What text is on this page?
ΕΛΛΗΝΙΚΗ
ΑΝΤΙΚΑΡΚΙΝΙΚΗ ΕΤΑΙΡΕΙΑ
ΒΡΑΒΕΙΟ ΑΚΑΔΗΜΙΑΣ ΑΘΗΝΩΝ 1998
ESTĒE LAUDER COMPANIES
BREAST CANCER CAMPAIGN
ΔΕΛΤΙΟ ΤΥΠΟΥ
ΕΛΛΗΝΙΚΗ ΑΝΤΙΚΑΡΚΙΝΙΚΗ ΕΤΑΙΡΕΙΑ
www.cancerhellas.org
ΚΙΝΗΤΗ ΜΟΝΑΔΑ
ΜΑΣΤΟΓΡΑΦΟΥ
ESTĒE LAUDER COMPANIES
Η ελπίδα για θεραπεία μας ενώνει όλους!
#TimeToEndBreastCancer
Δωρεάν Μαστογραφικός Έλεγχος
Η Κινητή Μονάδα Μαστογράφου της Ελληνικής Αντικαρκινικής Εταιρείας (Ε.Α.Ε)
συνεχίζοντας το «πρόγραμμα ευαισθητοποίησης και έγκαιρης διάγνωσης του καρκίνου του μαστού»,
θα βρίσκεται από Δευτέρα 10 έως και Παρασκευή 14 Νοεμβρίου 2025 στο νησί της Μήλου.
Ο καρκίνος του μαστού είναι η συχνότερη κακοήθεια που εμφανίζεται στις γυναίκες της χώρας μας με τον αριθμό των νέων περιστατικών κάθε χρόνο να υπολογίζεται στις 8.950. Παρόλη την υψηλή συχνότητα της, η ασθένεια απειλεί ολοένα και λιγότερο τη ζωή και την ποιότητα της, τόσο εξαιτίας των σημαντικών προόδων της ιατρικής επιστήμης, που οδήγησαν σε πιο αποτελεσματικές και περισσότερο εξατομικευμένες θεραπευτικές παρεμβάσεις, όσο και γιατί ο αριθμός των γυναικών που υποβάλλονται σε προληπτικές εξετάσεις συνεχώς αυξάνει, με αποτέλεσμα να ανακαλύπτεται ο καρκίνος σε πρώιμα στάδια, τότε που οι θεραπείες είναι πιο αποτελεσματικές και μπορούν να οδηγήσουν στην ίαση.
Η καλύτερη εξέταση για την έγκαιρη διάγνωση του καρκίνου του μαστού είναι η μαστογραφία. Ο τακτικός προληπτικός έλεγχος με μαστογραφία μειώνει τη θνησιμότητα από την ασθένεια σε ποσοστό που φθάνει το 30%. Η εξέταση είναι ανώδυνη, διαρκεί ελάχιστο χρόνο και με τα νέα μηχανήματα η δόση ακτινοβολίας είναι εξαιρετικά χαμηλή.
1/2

· · · · ·

From the data above, copy each line where the string "ΕΤΑΙΡΕΙΑ" appears.

ΑΝΤΙΚΑΡΚΙΝΙΚΗ ΕΤΑΙΡΕΙΑ
ΕΛΛΗΝΙΚΗ ΑΝΤΙΚΑΡΚΙΝΙΚΗ ΕΤΑΙΡΕΙΑ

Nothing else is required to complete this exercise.